# START OF DATA PROVIDED
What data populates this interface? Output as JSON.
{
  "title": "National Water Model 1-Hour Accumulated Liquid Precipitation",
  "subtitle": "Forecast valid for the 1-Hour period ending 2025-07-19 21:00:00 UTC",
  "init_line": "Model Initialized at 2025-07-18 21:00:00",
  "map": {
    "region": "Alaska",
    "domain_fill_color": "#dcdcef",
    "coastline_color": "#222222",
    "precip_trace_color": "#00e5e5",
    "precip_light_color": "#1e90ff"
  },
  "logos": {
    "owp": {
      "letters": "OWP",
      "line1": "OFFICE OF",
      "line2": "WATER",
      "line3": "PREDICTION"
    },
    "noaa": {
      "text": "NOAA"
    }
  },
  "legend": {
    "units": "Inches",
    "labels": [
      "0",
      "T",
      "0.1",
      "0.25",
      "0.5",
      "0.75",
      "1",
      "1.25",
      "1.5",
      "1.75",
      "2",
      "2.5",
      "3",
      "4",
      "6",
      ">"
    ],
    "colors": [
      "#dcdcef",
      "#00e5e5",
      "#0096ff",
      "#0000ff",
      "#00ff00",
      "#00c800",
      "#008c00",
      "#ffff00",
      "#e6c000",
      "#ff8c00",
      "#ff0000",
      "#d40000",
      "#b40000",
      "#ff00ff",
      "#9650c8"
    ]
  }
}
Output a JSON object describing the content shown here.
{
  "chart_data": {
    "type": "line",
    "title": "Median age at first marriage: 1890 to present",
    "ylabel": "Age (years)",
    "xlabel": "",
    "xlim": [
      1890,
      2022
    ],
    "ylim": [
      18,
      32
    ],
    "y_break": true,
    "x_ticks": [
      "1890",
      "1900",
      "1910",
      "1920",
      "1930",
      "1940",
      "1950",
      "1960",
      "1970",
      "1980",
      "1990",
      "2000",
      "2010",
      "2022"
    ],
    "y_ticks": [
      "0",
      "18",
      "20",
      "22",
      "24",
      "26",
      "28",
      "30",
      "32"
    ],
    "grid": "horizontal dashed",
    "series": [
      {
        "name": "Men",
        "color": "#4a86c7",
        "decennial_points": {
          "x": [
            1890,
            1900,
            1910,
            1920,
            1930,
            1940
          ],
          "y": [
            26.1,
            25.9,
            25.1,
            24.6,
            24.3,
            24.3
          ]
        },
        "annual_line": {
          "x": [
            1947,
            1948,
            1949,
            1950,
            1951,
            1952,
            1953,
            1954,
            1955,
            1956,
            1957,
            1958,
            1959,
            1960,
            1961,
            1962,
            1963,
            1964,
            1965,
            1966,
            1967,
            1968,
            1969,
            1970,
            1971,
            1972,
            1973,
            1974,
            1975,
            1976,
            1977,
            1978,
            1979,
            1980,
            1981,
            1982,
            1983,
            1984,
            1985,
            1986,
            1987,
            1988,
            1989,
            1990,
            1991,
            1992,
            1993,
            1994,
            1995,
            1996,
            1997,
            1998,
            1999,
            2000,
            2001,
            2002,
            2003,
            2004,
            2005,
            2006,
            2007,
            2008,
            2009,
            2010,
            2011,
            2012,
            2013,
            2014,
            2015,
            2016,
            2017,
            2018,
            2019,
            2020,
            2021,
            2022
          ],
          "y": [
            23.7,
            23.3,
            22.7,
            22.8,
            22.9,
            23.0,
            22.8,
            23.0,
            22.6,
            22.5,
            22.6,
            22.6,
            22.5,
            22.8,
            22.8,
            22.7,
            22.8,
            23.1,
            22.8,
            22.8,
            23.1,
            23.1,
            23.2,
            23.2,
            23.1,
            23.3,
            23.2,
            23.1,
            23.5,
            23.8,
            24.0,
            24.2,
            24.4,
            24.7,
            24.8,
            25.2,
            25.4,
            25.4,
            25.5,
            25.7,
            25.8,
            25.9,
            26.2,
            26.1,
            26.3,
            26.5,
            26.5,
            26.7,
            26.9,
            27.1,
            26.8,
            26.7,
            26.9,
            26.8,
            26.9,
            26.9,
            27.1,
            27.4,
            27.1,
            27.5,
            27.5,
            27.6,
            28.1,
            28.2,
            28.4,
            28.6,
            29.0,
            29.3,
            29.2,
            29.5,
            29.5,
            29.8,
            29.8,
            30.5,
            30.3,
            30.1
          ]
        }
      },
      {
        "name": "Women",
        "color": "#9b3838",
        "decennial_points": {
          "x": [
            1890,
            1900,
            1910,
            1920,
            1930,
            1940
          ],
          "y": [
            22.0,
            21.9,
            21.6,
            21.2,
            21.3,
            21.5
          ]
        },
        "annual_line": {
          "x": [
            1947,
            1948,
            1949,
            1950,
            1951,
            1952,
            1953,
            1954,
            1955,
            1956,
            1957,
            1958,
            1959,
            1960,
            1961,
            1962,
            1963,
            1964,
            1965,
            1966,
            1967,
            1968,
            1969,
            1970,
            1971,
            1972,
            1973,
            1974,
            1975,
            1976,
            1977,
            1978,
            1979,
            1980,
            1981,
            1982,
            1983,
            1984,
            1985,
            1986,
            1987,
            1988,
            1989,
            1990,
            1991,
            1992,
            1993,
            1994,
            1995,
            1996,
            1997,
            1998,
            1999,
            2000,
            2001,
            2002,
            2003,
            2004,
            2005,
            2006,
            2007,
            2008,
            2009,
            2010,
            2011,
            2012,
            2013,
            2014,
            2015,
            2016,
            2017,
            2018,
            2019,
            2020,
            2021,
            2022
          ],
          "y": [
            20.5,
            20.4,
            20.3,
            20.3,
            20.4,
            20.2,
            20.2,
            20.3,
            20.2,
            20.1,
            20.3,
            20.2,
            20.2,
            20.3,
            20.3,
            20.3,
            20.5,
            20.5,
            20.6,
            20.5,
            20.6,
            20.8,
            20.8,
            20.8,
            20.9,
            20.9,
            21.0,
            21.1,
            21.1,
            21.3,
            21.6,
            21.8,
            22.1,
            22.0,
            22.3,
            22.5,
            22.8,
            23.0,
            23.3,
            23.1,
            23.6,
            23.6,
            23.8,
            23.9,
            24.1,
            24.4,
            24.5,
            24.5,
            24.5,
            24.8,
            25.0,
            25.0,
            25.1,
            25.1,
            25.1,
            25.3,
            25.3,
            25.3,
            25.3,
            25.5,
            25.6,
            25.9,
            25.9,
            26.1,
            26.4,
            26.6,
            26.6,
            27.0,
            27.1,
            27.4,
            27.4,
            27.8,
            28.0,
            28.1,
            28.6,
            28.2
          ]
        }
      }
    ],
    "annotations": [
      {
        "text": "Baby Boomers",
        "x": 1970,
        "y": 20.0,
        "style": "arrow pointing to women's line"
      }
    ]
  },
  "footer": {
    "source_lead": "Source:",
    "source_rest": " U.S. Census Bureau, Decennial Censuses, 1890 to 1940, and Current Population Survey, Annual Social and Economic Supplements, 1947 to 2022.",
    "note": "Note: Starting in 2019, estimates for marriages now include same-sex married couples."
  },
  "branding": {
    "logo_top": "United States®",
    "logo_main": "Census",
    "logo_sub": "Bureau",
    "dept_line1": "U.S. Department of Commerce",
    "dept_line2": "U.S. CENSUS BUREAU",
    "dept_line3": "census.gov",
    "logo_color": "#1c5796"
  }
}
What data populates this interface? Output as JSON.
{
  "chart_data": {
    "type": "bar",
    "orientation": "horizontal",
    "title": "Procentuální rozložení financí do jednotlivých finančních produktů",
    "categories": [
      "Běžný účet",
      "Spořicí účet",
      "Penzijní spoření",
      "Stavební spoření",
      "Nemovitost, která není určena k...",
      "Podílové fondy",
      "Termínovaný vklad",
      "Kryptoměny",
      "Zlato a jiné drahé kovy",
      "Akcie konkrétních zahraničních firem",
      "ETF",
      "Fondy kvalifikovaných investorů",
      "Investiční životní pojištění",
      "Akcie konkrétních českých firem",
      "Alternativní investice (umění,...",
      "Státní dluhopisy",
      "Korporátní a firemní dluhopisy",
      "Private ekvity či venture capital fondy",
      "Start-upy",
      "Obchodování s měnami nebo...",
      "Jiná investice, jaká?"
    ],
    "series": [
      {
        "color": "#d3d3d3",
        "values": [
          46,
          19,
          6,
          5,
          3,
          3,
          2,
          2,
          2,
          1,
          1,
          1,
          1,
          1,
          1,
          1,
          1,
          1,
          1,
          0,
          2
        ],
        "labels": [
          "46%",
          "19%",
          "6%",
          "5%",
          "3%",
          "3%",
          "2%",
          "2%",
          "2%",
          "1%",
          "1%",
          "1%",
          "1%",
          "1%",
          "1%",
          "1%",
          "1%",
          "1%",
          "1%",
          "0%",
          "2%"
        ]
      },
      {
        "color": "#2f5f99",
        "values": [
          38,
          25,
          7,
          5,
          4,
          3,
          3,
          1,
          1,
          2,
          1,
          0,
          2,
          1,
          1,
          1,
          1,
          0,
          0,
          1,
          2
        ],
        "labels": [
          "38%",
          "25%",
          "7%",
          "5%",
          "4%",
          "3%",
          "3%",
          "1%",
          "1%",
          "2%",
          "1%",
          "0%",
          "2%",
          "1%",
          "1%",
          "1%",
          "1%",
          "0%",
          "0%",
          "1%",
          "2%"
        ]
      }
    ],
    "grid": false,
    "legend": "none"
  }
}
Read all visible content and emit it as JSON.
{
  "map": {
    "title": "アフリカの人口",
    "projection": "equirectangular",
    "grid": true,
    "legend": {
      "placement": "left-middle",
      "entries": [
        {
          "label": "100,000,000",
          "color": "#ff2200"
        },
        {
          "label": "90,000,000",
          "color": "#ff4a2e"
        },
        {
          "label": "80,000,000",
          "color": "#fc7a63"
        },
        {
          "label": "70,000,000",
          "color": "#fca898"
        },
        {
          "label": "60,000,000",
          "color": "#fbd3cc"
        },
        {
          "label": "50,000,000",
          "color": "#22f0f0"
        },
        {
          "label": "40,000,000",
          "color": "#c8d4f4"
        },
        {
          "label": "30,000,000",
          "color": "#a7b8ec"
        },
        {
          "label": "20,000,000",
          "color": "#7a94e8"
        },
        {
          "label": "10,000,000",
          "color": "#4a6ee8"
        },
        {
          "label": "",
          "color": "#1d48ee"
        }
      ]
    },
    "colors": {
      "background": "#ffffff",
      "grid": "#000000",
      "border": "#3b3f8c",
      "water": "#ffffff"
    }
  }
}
# END OF DATA PROVIDED
Report how many lines include the word "spoření". Give nothing but the number.

2